The exercise -> From the listing that follows, output everything exactly except the pictures.

::: Dataset records :::

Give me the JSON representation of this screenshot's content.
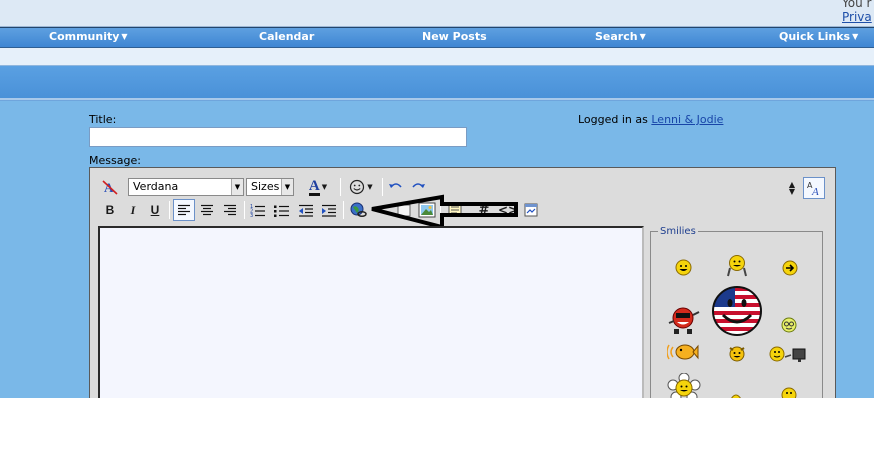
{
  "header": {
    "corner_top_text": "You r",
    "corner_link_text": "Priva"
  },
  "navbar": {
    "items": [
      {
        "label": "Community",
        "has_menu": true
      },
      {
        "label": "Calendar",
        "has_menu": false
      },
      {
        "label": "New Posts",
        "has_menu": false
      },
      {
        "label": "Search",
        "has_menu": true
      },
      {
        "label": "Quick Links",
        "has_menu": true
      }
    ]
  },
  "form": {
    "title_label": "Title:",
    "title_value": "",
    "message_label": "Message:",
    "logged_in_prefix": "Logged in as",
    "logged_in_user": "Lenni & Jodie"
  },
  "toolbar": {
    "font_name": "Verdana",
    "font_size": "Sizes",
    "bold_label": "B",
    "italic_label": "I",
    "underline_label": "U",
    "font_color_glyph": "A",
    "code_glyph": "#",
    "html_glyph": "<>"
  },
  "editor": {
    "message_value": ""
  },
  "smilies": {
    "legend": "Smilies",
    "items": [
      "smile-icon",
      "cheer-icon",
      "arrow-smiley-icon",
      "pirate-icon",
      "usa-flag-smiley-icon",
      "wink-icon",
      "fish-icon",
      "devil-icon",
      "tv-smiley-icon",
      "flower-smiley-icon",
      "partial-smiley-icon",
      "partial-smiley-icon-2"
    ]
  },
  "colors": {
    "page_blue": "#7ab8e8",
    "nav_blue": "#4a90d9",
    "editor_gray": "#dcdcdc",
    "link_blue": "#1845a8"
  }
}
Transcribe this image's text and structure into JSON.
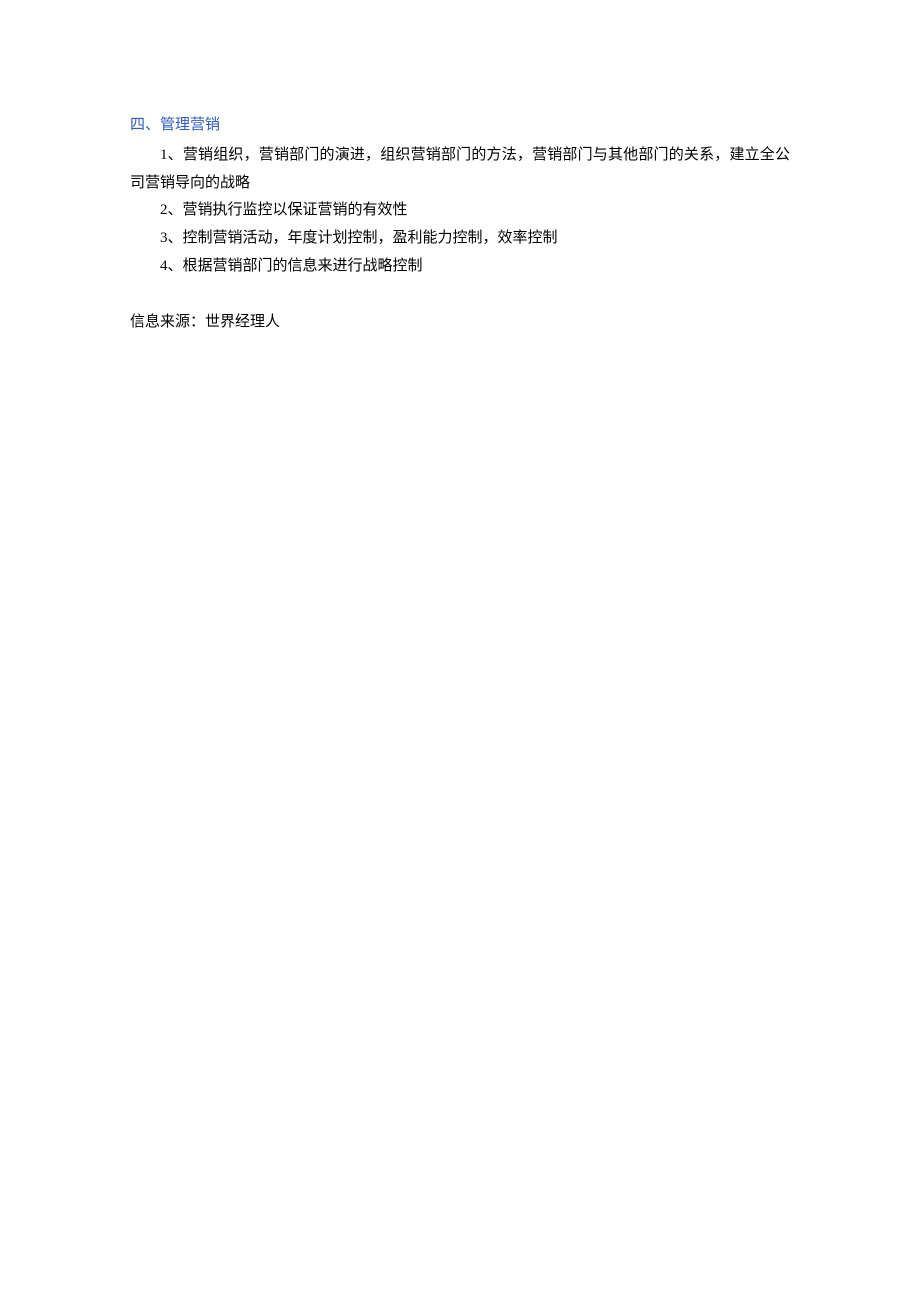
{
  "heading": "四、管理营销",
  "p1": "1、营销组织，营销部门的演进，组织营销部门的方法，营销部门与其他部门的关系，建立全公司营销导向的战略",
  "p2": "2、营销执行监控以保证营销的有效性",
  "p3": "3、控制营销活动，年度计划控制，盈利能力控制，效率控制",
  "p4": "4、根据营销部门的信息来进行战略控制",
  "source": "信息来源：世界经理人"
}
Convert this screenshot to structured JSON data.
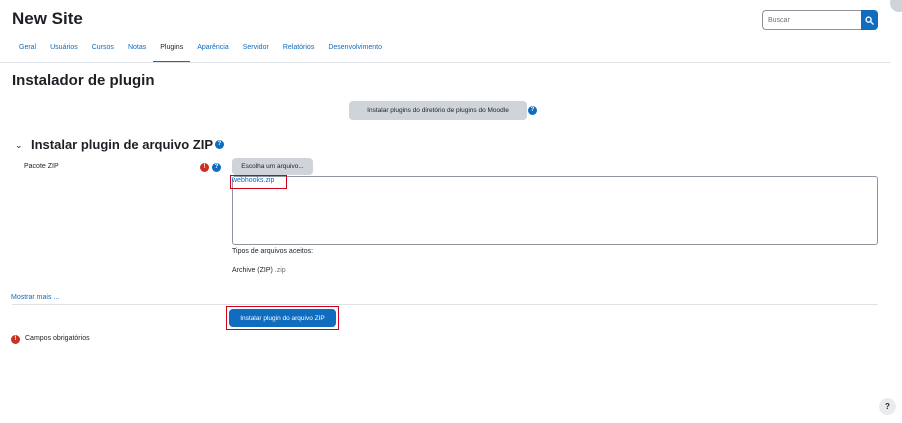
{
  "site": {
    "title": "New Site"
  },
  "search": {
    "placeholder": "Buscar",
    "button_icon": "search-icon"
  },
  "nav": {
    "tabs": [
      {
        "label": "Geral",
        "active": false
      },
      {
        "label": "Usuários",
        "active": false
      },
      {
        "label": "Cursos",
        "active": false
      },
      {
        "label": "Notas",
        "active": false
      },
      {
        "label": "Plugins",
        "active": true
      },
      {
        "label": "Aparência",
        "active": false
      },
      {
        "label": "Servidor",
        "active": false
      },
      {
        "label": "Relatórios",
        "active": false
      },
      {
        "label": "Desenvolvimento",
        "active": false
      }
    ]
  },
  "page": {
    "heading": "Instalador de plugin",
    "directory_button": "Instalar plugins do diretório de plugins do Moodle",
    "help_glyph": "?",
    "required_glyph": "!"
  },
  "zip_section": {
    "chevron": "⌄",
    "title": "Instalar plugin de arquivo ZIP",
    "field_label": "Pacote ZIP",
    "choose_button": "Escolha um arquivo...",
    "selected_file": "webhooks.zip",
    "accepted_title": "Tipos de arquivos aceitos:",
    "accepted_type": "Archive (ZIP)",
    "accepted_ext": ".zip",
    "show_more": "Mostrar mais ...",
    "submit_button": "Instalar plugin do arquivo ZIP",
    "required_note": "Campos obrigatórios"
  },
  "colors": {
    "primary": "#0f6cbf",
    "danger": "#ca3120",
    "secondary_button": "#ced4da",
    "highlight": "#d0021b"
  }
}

:::

Task solution ->
Give me the JSON representation of this screenshot's content.
{
  "header": {
    "corner_top_text": "You r",
    "corner_link_text": "Priva"
  },
  "navbar": {
    "items": [
      {
        "label": "Community",
        "has_menu": true
      },
      {
        "label": "Calendar",
        "has_menu": false
      },
      {
        "label": "New Posts",
        "has_menu": false
      },
      {
        "label": "Search",
        "has_menu": true
      },
      {
        "label": "Quick Links",
        "has_menu": true
      }
    ]
  },
  "form": {
    "title_label": "Title:",
    "title_value": "",
    "message_label": "Message:",
    "logged_in_prefix": "Logged in as",
    "logged_in_user": "Lenni & Jodie"
  },
  "toolbar": {
    "font_name": "Verdana",
    "font_size": "Sizes",
    "bold_label": "B",
    "italic_label": "I",
    "underline_label": "U",
    "font_color_glyph": "A",
    "code_glyph": "#",
    "html_glyph": "<>"
  },
  "editor": {
    "message_value": ""
  },
  "smilies": {
    "legend": "Smilies",
    "items": [
      "smile-icon",
      "cheer-icon",
      "arrow-smiley-icon",
      "pirate-icon",
      "usa-flag-smiley-icon",
      "wink-icon",
      "fish-icon",
      "devil-icon",
      "tv-smiley-icon",
      "flower-smiley-icon",
      "partial-smiley-icon",
      "partial-smiley-icon-2"
    ]
  },
  "colors": {
    "page_blue": "#7ab8e8",
    "nav_blue": "#4a90d9",
    "editor_gray": "#dcdcdc",
    "link_blue": "#1845a8"
  }
}
Transcribe this image's text and structure into JSON.
{
  "heading": "四、管理营销",
  "p1": "1、营销组织，营销部门的演进，组织营销部门的方法，营销部门与其他部门的关系，建立全公司营销导向的战略",
  "p2": "2、营销执行监控以保证营销的有效性",
  "p3": "3、控制营销活动，年度计划控制，盈利能力控制，效率控制",
  "p4": "4、根据营销部门的信息来进行战略控制",
  "source": "信息来源：世界经理人"
}
Convert this screenshot to structured JSON data.
{
  "site": {
    "title": "New Site"
  },
  "search": {
    "placeholder": "Buscar",
    "button_icon": "search-icon"
  },
  "nav": {
    "tabs": [
      {
        "label": "Geral",
        "active": false
      },
      {
        "label": "Usuários",
        "active": false
      },
      {
        "label": "Cursos",
        "active": false
      },
      {
        "label": "Notas",
        "active": false
      },
      {
        "label": "Plugins",
        "active": true
      },
      {
        "label": "Aparência",
        "active": false
      },
      {
        "label": "Servidor",
        "active": false
      },
      {
        "label": "Relatórios",
        "active": false
      },
      {
        "label": "Desenvolvimento",
        "active": false
      }
    ]
  },
  "page": {
    "heading": "Instalador de plugin",
    "directory_button": "Instalar plugins do diretório de plugins do Moodle",
    "help_glyph": "?",
    "required_glyph": "!"
  },
  "zip_section": {
    "chevron": "⌄",
    "title": "Instalar plugin de arquivo ZIP",
    "field_label": "Pacote ZIP",
    "choose_button": "Escolha um arquivo...",
    "selected_file": "webhooks.zip",
    "accepted_title": "Tipos de arquivos aceitos:",
    "accepted_type": "Archive (ZIP)",
    "accepted_ext": ".zip",
    "show_more": "Mostrar mais ...",
    "submit_button": "Instalar plugin do arquivo ZIP",
    "required_note": "Campos obrigatórios"
  },
  "colors": {
    "primary": "#0f6cbf",
    "danger": "#ca3120",
    "secondary_button": "#ced4da",
    "highlight": "#d0021b"
  }
}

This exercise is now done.